PROBLEM DETAILS: Gather every line in the entries below that contains the word "bounding".

TASK MATERIAL:
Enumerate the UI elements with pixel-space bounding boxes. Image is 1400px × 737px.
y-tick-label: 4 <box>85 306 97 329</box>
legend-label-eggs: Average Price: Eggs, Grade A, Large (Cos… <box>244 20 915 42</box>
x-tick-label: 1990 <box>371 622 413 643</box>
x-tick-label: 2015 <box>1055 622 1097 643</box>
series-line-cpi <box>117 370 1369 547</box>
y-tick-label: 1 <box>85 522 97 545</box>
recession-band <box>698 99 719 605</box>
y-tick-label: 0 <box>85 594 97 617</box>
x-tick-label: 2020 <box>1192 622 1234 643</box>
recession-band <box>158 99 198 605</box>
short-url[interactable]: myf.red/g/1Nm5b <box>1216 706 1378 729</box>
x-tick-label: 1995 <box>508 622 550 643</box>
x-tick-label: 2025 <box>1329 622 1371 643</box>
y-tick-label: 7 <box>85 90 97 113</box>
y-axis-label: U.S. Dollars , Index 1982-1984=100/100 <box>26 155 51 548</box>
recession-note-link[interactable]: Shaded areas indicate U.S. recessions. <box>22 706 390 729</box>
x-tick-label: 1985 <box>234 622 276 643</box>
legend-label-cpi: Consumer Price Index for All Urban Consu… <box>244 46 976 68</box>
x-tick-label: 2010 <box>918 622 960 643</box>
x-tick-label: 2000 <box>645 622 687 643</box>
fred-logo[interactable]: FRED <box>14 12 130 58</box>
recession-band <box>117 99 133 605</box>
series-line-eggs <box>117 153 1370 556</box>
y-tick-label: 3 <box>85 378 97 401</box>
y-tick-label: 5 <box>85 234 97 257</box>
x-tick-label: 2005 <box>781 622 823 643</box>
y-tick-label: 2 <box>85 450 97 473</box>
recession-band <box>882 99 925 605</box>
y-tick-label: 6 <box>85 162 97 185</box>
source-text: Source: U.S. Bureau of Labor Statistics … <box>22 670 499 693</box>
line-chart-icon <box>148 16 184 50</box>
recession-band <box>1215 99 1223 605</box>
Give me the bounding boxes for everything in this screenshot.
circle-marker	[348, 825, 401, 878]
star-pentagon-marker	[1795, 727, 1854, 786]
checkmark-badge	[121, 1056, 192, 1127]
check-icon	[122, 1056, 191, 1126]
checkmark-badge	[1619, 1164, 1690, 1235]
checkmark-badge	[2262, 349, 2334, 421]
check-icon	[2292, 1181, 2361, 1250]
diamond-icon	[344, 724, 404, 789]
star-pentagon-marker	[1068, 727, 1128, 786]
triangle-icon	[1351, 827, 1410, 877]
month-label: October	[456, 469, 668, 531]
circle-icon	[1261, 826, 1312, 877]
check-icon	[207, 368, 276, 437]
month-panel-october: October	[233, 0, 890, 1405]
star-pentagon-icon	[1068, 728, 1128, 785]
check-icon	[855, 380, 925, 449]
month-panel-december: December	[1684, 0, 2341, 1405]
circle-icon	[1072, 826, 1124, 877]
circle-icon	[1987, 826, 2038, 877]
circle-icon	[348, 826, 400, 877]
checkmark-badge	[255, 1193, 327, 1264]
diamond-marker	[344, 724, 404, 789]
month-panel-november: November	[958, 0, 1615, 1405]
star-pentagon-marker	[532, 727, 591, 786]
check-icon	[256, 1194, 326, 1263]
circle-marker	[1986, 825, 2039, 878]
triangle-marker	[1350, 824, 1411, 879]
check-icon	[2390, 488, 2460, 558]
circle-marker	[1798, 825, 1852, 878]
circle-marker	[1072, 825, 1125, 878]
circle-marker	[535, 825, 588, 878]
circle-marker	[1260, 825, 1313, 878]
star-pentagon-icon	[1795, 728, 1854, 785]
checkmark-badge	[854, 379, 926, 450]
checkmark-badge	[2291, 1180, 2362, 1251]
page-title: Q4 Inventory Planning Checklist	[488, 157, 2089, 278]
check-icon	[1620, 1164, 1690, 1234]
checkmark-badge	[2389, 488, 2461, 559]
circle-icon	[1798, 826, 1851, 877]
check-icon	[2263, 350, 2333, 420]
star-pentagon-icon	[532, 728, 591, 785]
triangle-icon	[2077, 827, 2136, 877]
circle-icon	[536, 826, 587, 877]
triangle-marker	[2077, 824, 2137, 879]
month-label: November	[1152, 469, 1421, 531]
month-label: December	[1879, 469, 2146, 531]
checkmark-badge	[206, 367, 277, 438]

RESPONSE TO THE EXERCISE:
Enumerate the UI elements with pixel-space bounding boxes. Image is 1400px × 737px.
Give me the bounding boxes for everything in this screenshot.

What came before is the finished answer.